Exercise aim:
All entries below are to be set down again, identical to the source.

Supplied records:
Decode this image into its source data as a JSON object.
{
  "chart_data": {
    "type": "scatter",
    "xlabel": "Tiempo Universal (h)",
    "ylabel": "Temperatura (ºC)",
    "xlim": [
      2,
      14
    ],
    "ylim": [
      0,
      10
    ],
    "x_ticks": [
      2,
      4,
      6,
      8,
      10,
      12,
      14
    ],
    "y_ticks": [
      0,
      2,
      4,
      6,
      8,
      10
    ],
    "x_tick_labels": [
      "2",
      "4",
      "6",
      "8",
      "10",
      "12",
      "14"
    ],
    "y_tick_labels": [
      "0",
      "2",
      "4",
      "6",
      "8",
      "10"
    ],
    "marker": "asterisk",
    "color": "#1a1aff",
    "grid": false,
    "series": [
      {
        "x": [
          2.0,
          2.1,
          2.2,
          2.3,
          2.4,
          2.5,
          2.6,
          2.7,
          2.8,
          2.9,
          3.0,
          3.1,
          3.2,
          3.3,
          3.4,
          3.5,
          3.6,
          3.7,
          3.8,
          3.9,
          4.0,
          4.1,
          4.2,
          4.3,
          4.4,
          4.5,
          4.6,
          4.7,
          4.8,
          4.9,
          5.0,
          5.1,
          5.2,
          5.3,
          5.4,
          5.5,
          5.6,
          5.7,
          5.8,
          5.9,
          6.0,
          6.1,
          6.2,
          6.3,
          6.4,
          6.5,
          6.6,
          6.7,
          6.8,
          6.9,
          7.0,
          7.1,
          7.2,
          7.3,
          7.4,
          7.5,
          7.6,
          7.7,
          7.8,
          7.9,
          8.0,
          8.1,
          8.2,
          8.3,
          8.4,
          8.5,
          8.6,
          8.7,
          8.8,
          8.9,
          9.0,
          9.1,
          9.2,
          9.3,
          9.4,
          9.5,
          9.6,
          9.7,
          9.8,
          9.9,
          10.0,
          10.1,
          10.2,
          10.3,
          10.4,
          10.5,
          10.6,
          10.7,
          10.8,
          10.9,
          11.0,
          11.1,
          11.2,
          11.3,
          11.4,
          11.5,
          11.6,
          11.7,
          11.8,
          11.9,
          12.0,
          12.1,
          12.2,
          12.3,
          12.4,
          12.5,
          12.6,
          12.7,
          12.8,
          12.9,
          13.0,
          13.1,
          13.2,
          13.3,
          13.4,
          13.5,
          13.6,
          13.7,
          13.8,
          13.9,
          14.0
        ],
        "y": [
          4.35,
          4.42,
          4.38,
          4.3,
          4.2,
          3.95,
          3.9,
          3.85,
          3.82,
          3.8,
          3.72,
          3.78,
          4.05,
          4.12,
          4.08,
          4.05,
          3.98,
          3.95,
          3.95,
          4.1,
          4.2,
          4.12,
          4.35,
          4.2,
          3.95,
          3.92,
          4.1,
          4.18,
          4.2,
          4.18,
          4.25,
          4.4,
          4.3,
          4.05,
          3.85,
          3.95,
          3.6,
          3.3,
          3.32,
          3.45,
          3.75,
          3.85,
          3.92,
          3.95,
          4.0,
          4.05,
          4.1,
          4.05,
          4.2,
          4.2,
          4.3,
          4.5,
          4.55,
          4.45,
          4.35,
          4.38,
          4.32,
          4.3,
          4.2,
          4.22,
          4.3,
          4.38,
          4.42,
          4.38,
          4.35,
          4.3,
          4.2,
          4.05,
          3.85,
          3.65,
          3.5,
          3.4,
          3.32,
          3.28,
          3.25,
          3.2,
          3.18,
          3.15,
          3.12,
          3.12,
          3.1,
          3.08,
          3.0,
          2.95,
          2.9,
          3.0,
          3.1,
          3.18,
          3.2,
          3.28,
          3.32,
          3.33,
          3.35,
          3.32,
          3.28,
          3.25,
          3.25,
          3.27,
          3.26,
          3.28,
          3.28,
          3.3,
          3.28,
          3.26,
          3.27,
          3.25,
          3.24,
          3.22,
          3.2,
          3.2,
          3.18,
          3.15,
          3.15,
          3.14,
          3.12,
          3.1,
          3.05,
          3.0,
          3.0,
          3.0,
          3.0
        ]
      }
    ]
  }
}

Result for this exercise:
Decode this image into its source data as a JSON object.
{
  "chart_data": {
    "type": "scatter",
    "xlabel": "Tiempo Universal (h)",
    "ylabel": "Temperatura (ºC)",
    "xlim": [
      2,
      14
    ],
    "ylim": [
      0,
      10
    ],
    "x_ticks": [
      2,
      4,
      6,
      8,
      10,
      12,
      14
    ],
    "y_ticks": [
      0,
      2,
      4,
      6,
      8,
      10
    ],
    "x_tick_labels": [
      "2",
      "4",
      "6",
      "8",
      "10",
      "12",
      "14"
    ],
    "y_tick_labels": [
      "0",
      "2",
      "4",
      "6",
      "8",
      "10"
    ],
    "marker": "asterisk",
    "color": "#1a1aff",
    "grid": false,
    "series": [
      {
        "x": [
          2.0,
          2.1,
          2.2,
          2.3,
          2.4,
          2.5,
          2.6,
          2.7,
          2.8,
          2.9,
          3.0,
          3.1,
          3.2,
          3.3,
          3.4,
          3.5,
          3.6,
          3.7,
          3.8,
          3.9,
          4.0,
          4.1,
          4.2,
          4.3,
          4.4,
          4.5,
          4.6,
          4.7,
          4.8,
          4.9,
          5.0,
          5.1,
          5.2,
          5.3,
          5.4,
          5.5,
          5.6,
          5.7,
          5.8,
          5.9,
          6.0,
          6.1,
          6.2,
          6.3,
          6.4,
          6.5,
          6.6,
          6.7,
          6.8,
          6.9,
          7.0,
          7.1,
          7.2,
          7.3,
          7.4,
          7.5,
          7.6,
          7.7,
          7.8,
          7.9,
          8.0,
          8.1,
          8.2,
          8.3,
          8.4,
          8.5,
          8.6,
          8.7,
          8.8,
          8.9,
          9.0,
          9.1,
          9.2,
          9.3,
          9.4,
          9.5,
          9.6,
          9.7,
          9.8,
          9.9,
          10.0,
          10.1,
          10.2,
          10.3,
          10.4,
          10.5,
          10.6,
          10.7,
          10.8,
          10.9,
          11.0,
          11.1,
          11.2,
          11.3,
          11.4,
          11.5,
          11.6,
          11.7,
          11.8,
          11.9,
          12.0,
          12.1,
          12.2,
          12.3,
          12.4,
          12.5,
          12.6,
          12.7,
          12.8,
          12.9,
          13.0,
          13.1,
          13.2,
          13.3,
          13.4,
          13.5,
          13.6,
          13.7,
          13.8,
          13.9,
          14.0
        ],
        "y": [
          4.35,
          4.42,
          4.38,
          4.3,
          4.2,
          3.95,
          3.9,
          3.85,
          3.82,
          3.8,
          3.72,
          3.78,
          4.05,
          4.12,
          4.08,
          4.05,
          3.98,
          3.95,
          3.95,
          4.1,
          4.2,
          4.12,
          4.35,
          4.2,
          3.95,
          3.92,
          4.1,
          4.18,
          4.2,
          4.18,
          4.25,
          4.4,
          4.3,
          4.05,
          3.85,
          3.95,
          3.6,
          3.3,
          3.32,
          3.45,
          3.75,
          3.85,
          3.92,
          3.95,
          4.0,
          4.05,
          4.1,
          4.05,
          4.2,
          4.2,
          4.3,
          4.5,
          4.55,
          4.45,
          4.35,
          4.38,
          4.32,
          4.3,
          4.2,
          4.22,
          4.3,
          4.38,
          4.42,
          4.38,
          4.35,
          4.3,
          4.2,
          4.05,
          3.85,
          3.65,
          3.5,
          3.4,
          3.32,
          3.28,
          3.25,
          3.2,
          3.18,
          3.15,
          3.12,
          3.12,
          3.1,
          3.08,
          3.0,
          2.95,
          2.9,
          3.0,
          3.1,
          3.18,
          3.2,
          3.28,
          3.32,
          3.33,
          3.35,
          3.32,
          3.28,
          3.25,
          3.25,
          3.27,
          3.26,
          3.28,
          3.28,
          3.3,
          3.28,
          3.26,
          3.27,
          3.25,
          3.24,
          3.22,
          3.2,
          3.2,
          3.18,
          3.15,
          3.15,
          3.14,
          3.12,
          3.1,
          3.05,
          3.0,
          3.0,
          3.0,
          3.0
        ]
      }
    ]
  }
}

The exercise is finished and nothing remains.